[Data extracted from a collection]
◆ ◆ ◆ ◆ ◆ ◆ ◆

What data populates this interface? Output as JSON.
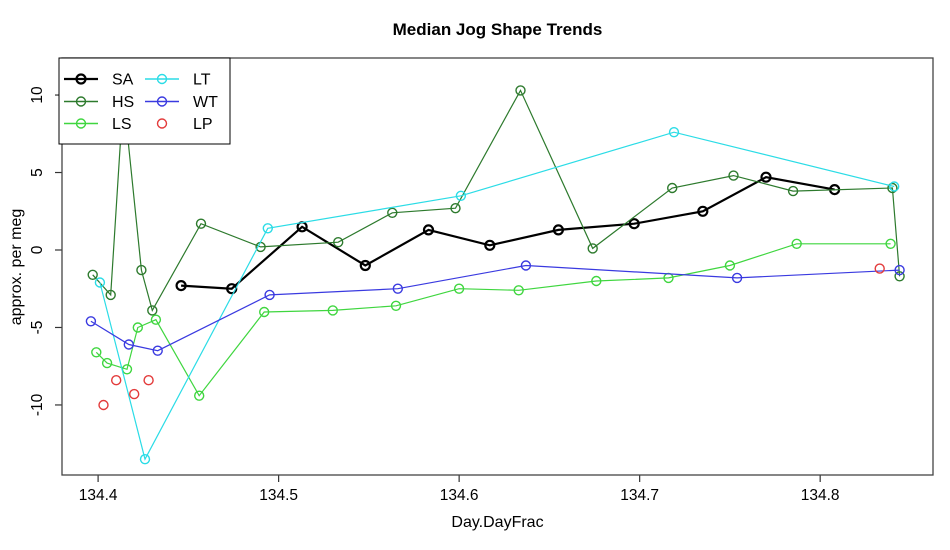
{
  "chart_data": {
    "type": "line",
    "title": "Median Jog Shape Trends",
    "xlabel": "Day.DayFrac",
    "ylabel": "approx. per meg",
    "grid": false,
    "legend_position": "top-left",
    "xlim": [
      134.38,
      134.8625
    ],
    "ylim": [
      -14.52,
      12.39
    ],
    "x_ticks": [
      {
        "value": 134.4,
        "label": "134.4"
      },
      {
        "value": 134.5,
        "label": "134.5"
      },
      {
        "value": 134.6,
        "label": "134.6"
      },
      {
        "value": 134.7,
        "label": "134.7"
      },
      {
        "value": 134.8,
        "label": "134.8"
      }
    ],
    "y_ticks": [
      {
        "value": -10,
        "label": "-10"
      },
      {
        "value": -5,
        "label": "-5"
      },
      {
        "value": 0,
        "label": "0"
      },
      {
        "value": 5,
        "label": "5"
      },
      {
        "value": 10,
        "label": "10"
      }
    ],
    "series": [
      {
        "name": "SA",
        "color": "#000000",
        "line": true,
        "line_width": 2.2,
        "points": [
          [
            134.446,
            -2.3
          ],
          [
            134.474,
            -2.5
          ],
          [
            134.513,
            1.5
          ],
          [
            134.548,
            -1.0
          ],
          [
            134.583,
            1.3
          ],
          [
            134.617,
            0.3
          ],
          [
            134.655,
            1.3
          ],
          [
            134.697,
            1.7
          ],
          [
            134.735,
            2.5
          ],
          [
            134.77,
            4.7
          ],
          [
            134.808,
            3.9
          ]
        ]
      },
      {
        "name": "HS",
        "color": "#2d7a2d",
        "line": true,
        "line_width": 1.2,
        "points": [
          [
            134.397,
            -1.6
          ],
          [
            134.407,
            -2.9
          ],
          [
            134.414,
            10.0
          ],
          [
            134.424,
            -1.3
          ],
          [
            134.43,
            -3.9
          ],
          [
            134.457,
            1.7
          ],
          [
            134.49,
            0.2
          ],
          [
            134.533,
            0.5
          ],
          [
            134.563,
            2.4
          ],
          [
            134.598,
            2.7
          ],
          [
            134.634,
            10.3
          ],
          [
            134.674,
            0.1
          ],
          [
            134.718,
            4.0
          ],
          [
            134.752,
            4.8
          ],
          [
            134.785,
            3.8
          ],
          [
            134.84,
            4.0
          ],
          [
            134.844,
            -1.7
          ]
        ]
      },
      {
        "name": "LS",
        "color": "#3fd63f",
        "line": true,
        "line_width": 1.2,
        "points": [
          [
            134.399,
            -6.6
          ],
          [
            134.405,
            -7.3
          ],
          [
            134.416,
            -7.7
          ],
          [
            134.422,
            -5.0
          ],
          [
            134.432,
            -4.5
          ],
          [
            134.456,
            -9.4
          ],
          [
            134.492,
            -4.0
          ],
          [
            134.53,
            -3.9
          ],
          [
            134.565,
            -3.6
          ],
          [
            134.6,
            -2.5
          ],
          [
            134.633,
            -2.6
          ],
          [
            134.676,
            -2.0
          ],
          [
            134.716,
            -1.8
          ],
          [
            134.75,
            -1.0
          ],
          [
            134.787,
            0.4
          ],
          [
            134.839,
            0.4
          ]
        ]
      },
      {
        "name": "LT",
        "color": "#2bdce6",
        "line": true,
        "line_width": 1.2,
        "points": [
          [
            134.401,
            -2.1
          ],
          [
            134.426,
            -13.5
          ],
          [
            134.494,
            1.4
          ],
          [
            134.601,
            3.5
          ],
          [
            134.719,
            7.6
          ],
          [
            134.841,
            4.1
          ]
        ]
      },
      {
        "name": "WT",
        "color": "#3a3ae0",
        "line": true,
        "line_width": 1.2,
        "points": [
          [
            134.396,
            -4.6
          ],
          [
            134.417,
            -6.1
          ],
          [
            134.433,
            -6.5
          ],
          [
            134.495,
            -2.9
          ],
          [
            134.566,
            -2.5
          ],
          [
            134.637,
            -1.0
          ],
          [
            134.754,
            -1.8
          ],
          [
            134.844,
            -1.3
          ]
        ]
      },
      {
        "name": "LP",
        "color": "#e33b3b",
        "line": false,
        "line_width": 1.2,
        "points": [
          [
            134.403,
            -10.0
          ],
          [
            134.41,
            -8.4
          ],
          [
            134.42,
            -9.3
          ],
          [
            134.428,
            -8.4
          ],
          [
            134.833,
            -1.2
          ]
        ]
      }
    ],
    "legend_columns": [
      [
        "SA",
        "HS",
        "LS"
      ],
      [
        "LT",
        "WT",
        "LP"
      ]
    ]
  }
}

◆ ◆ ◆ ◆ ◆ ◆ ◆

### GOAL OF THE EXERCISE
Within the records, how many lines include "color"? The answer is the number and nothing else.

### WORKED SOLUTION
6